TO DO
All records below must be retyped exactly.

DATA SHOWN
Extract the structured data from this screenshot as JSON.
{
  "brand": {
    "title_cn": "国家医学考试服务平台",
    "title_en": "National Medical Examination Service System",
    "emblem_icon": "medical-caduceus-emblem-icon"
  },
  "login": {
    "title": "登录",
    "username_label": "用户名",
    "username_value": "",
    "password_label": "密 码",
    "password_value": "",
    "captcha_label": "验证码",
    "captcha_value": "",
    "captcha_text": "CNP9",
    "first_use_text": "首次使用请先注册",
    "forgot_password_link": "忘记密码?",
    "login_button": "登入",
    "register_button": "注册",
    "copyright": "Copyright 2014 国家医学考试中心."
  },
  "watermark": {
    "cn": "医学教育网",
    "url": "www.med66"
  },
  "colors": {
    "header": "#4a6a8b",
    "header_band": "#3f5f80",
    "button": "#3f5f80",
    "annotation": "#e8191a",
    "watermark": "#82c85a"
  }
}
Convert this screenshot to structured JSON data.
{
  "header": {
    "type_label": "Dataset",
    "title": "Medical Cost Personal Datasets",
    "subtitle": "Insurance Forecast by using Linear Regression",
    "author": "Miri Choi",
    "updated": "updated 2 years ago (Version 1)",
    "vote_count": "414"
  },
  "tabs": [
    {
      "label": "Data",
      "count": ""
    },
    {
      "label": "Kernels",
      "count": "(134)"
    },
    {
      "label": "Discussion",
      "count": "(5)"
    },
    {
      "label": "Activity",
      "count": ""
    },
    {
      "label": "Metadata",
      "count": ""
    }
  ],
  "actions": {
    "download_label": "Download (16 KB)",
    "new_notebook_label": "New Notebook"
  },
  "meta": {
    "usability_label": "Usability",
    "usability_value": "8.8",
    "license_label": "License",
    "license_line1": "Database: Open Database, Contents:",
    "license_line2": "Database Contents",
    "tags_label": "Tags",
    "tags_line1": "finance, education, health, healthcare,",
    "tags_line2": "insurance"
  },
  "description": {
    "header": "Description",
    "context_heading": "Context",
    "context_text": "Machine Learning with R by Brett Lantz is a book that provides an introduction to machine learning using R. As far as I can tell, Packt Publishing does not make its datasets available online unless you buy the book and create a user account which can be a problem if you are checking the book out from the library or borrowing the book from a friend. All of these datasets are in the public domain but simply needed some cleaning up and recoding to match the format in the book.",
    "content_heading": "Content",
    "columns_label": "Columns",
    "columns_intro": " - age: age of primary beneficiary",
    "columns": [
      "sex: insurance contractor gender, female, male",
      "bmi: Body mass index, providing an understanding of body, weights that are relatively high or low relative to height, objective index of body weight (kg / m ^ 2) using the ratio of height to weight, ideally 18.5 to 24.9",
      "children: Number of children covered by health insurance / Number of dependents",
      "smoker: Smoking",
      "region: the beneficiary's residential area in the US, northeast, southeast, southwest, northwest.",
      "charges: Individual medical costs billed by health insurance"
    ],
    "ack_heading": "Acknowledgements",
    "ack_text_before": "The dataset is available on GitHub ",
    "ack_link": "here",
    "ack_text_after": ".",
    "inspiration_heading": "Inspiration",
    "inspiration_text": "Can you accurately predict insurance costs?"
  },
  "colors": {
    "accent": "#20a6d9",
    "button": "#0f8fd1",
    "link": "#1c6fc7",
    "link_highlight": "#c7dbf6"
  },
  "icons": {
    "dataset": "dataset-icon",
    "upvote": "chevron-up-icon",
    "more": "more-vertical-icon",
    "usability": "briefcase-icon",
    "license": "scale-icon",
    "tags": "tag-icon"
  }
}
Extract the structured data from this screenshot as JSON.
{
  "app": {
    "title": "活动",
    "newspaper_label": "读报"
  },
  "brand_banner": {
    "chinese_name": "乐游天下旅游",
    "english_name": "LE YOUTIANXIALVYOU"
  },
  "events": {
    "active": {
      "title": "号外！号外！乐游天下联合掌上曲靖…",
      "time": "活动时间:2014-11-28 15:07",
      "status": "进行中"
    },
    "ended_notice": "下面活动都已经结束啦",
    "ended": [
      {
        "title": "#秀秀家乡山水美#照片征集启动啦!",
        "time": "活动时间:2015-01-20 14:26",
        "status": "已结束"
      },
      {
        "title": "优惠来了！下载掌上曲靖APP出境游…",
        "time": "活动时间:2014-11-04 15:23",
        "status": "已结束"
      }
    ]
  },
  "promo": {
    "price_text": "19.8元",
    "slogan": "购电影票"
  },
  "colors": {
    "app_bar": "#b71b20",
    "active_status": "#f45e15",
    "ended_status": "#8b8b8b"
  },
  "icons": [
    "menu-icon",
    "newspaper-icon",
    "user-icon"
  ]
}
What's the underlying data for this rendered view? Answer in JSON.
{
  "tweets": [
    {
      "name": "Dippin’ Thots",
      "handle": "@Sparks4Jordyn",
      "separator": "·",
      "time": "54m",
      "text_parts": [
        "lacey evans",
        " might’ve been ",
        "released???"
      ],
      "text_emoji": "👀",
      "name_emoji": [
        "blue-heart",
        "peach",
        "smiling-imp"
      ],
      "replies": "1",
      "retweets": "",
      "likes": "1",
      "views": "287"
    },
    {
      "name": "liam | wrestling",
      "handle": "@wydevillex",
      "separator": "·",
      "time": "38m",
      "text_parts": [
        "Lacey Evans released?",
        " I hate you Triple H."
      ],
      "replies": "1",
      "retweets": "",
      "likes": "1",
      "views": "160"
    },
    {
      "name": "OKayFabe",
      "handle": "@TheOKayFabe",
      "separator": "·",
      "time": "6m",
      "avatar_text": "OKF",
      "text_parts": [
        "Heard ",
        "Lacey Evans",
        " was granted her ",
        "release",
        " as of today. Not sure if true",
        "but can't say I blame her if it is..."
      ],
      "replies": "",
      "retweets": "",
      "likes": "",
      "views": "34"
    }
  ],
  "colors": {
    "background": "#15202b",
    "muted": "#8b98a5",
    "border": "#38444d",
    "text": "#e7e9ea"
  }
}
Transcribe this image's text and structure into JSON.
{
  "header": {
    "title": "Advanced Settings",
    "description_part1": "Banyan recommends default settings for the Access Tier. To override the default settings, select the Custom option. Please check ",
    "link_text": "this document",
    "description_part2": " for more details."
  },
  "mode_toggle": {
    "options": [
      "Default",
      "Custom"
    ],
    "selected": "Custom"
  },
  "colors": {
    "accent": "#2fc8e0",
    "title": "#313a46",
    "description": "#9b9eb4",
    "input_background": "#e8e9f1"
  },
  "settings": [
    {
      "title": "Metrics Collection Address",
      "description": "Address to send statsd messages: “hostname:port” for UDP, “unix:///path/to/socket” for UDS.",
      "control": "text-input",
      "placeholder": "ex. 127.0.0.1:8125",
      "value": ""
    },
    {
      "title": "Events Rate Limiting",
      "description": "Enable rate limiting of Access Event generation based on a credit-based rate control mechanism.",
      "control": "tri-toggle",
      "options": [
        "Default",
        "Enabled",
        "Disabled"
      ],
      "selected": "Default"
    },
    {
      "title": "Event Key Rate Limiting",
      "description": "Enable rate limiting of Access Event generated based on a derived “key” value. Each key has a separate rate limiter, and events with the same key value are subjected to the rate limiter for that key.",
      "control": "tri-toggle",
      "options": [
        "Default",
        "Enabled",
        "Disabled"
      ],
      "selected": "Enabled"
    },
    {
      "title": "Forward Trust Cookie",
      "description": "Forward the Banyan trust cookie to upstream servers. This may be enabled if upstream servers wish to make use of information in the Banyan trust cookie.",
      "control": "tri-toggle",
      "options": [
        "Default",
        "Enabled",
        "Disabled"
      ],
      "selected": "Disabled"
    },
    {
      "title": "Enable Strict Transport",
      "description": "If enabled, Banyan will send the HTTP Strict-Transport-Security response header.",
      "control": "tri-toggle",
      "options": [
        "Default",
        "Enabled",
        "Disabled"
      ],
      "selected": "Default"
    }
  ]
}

RESULT
Extract the structured data from this screenshot as JSON.
{
  "brand": {
    "title_cn": "国家医学考试服务平台",
    "title_en": "National Medical Examination Service System",
    "emblem_icon": "medical-caduceus-emblem-icon"
  },
  "login": {
    "title": "登录",
    "username_label": "用户名",
    "username_value": "",
    "password_label": "密 码",
    "password_value": "",
    "captcha_label": "验证码",
    "captcha_value": "",
    "captcha_text": "CNP9",
    "first_use_text": "首次使用请先注册",
    "forgot_password_link": "忘记密码?",
    "login_button": "登入",
    "register_button": "注册",
    "copyright": "Copyright 2014 国家医学考试中心."
  },
  "watermark": {
    "cn": "医学教育网",
    "url": "www.med66"
  },
  "colors": {
    "header": "#4a6a8b",
    "header_band": "#3f5f80",
    "button": "#3f5f80",
    "annotation": "#e8191a",
    "watermark": "#82c85a"
  }
}
Convert this screenshot to structured JSON data.
{
  "header": {
    "type_label": "Dataset",
    "title": "Medical Cost Personal Datasets",
    "subtitle": "Insurance Forecast by using Linear Regression",
    "author": "Miri Choi",
    "updated": "updated 2 years ago (Version 1)",
    "vote_count": "414"
  },
  "tabs": [
    {
      "label": "Data",
      "count": ""
    },
    {
      "label": "Kernels",
      "count": "(134)"
    },
    {
      "label": "Discussion",
      "count": "(5)"
    },
    {
      "label": "Activity",
      "count": ""
    },
    {
      "label": "Metadata",
      "count": ""
    }
  ],
  "actions": {
    "download_label": "Download (16 KB)",
    "new_notebook_label": "New Notebook"
  },
  "meta": {
    "usability_label": "Usability",
    "usability_value": "8.8",
    "license_label": "License",
    "license_line1": "Database: Open Database, Contents:",
    "license_line2": "Database Contents",
    "tags_label": "Tags",
    "tags_line1": "finance, education, health, healthcare,",
    "tags_line2": "insurance"
  },
  "description": {
    "header": "Description",
    "context_heading": "Context",
    "context_text": "Machine Learning with R by Brett Lantz is a book that provides an introduction to machine learning using R. As far as I can tell, Packt Publishing does not make its datasets available online unless you buy the book and create a user account which can be a problem if you are checking the book out from the library or borrowing the book from a friend. All of these datasets are in the public domain but simply needed some cleaning up and recoding to match the format in the book.",
    "content_heading": "Content",
    "columns_label": "Columns",
    "columns_intro": " - age: age of primary beneficiary",
    "columns": [
      "sex: insurance contractor gender, female, male",
      "bmi: Body mass index, providing an understanding of body, weights that are relatively high or low relative to height, objective index of body weight (kg / m ^ 2) using the ratio of height to weight, ideally 18.5 to 24.9",
      "children: Number of children covered by health insurance / Number of dependents",
      "smoker: Smoking",
      "region: the beneficiary's residential area in the US, northeast, southeast, southwest, northwest.",
      "charges: Individual medical costs billed by health insurance"
    ],
    "ack_heading": "Acknowledgements",
    "ack_text_before": "The dataset is available on GitHub ",
    "ack_link": "here",
    "ack_text_after": ".",
    "inspiration_heading": "Inspiration",
    "inspiration_text": "Can you accurately predict insurance costs?"
  },
  "colors": {
    "accent": "#20a6d9",
    "button": "#0f8fd1",
    "link": "#1c6fc7",
    "link_highlight": "#c7dbf6"
  },
  "icons": {
    "dataset": "dataset-icon",
    "upvote": "chevron-up-icon",
    "more": "more-vertical-icon",
    "usability": "briefcase-icon",
    "license": "scale-icon",
    "tags": "tag-icon"
  }
}
Extract the structured data from this screenshot as JSON.
{
  "app": {
    "title": "活动",
    "newspaper_label": "读报"
  },
  "brand_banner": {
    "chinese_name": "乐游天下旅游",
    "english_name": "LE YOUTIANXIALVYOU"
  },
  "events": {
    "active": {
      "title": "号外！号外！乐游天下联合掌上曲靖…",
      "time": "活动时间:2014-11-28 15:07",
      "status": "进行中"
    },
    "ended_notice": "下面活动都已经结束啦",
    "ended": [
      {
        "title": "#秀秀家乡山水美#照片征集启动啦!",
        "time": "活动时间:2015-01-20 14:26",
        "status": "已结束"
      },
      {
        "title": "优惠来了！下载掌上曲靖APP出境游…",
        "time": "活动时间:2014-11-04 15:23",
        "status": "已结束"
      }
    ]
  },
  "promo": {
    "price_text": "19.8元",
    "slogan": "购电影票"
  },
  "colors": {
    "app_bar": "#b71b20",
    "active_status": "#f45e15",
    "ended_status": "#8b8b8b"
  },
  "icons": [
    "menu-icon",
    "newspaper-icon",
    "user-icon"
  ]
}
What's the underlying data for this rendered view? Answer in JSON.
{
  "tweets": [
    {
      "name": "Dippin’ Thots",
      "handle": "@Sparks4Jordyn",
      "separator": "·",
      "time": "54m",
      "text_parts": [
        "lacey evans",
        " might’ve been ",
        "released???"
      ],
      "text_emoji": "👀",
      "name_emoji": [
        "blue-heart",
        "peach",
        "smiling-imp"
      ],
      "replies": "1",
      "retweets": "",
      "likes": "1",
      "views": "287"
    },
    {
      "name": "liam | wrestling",
      "handle": "@wydevillex",
      "separator": "·",
      "time": "38m",
      "text_parts": [
        "Lacey Evans released?",
        " I hate you Triple H."
      ],
      "replies": "1",
      "retweets": "",
      "likes": "1",
      "views": "160"
    },
    {
      "name": "OKayFabe",
      "handle": "@TheOKayFabe",
      "separator": "·",
      "time": "6m",
      "avatar_text": "OKF",
      "text_parts": [
        "Heard ",
        "Lacey Evans",
        " was granted her ",
        "release",
        " as of today. Not sure if true",
        "but can't say I blame her if it is..."
      ],
      "replies": "",
      "retweets": "",
      "likes": "",
      "views": "34"
    }
  ],
  "colors": {
    "background": "#15202b",
    "muted": "#8b98a5",
    "border": "#38444d",
    "text": "#e7e9ea"
  }
}
Transcribe this image's text and structure into JSON.
{
  "header": {
    "title": "Advanced Settings",
    "description_part1": "Banyan recommends default settings for the Access Tier. To override the default settings, select the Custom option. Please check ",
    "link_text": "this document",
    "description_part2": " for more details."
  },
  "mode_toggle": {
    "options": [
      "Default",
      "Custom"
    ],
    "selected": "Custom"
  },
  "colors": {
    "accent": "#2fc8e0",
    "title": "#313a46",
    "description": "#9b9eb4",
    "input_background": "#e8e9f1"
  },
  "settings": [
    {
      "title": "Metrics Collection Address",
      "description": "Address to send statsd messages: “hostname:port” for UDP, “unix:///path/to/socket” for UDS.",
      "control": "text-input",
      "placeholder": "ex. 127.0.0.1:8125",
      "value": ""
    },
    {
      "title": "Events Rate Limiting",
      "description": "Enable rate limiting of Access Event generation based on a credit-based rate control mechanism.",
      "control": "tri-toggle",
      "options": [
        "Default",
        "Enabled",
        "Disabled"
      ],
      "selected": "Default"
    },
    {
      "title": "Event Key Rate Limiting",
      "description": "Enable rate limiting of Access Event generated based on a derived “key” value. Each key has a separate rate limiter, and events with the same key value are subjected to the rate limiter for that key.",
      "control": "tri-toggle",
      "options": [
        "Default",
        "Enabled",
        "Disabled"
      ],
      "selected": "Enabled"
    },
    {
      "title": "Forward Trust Cookie",
      "description": "Forward the Banyan trust cookie to upstream servers. This may be enabled if upstream servers wish to make use of information in the Banyan trust cookie.",
      "control": "tri-toggle",
      "options": [
        "Default",
        "Enabled",
        "Disabled"
      ],
      "selected": "Disabled"
    },
    {
      "title": "Enable Strict Transport",
      "description": "If enabled, Banyan will send the HTTP Strict-Transport-Security response header.",
      "control": "tri-toggle",
      "options": [
        "Default",
        "Enabled",
        "Disabled"
      ],
      "selected": "Default"
    }
  ]
}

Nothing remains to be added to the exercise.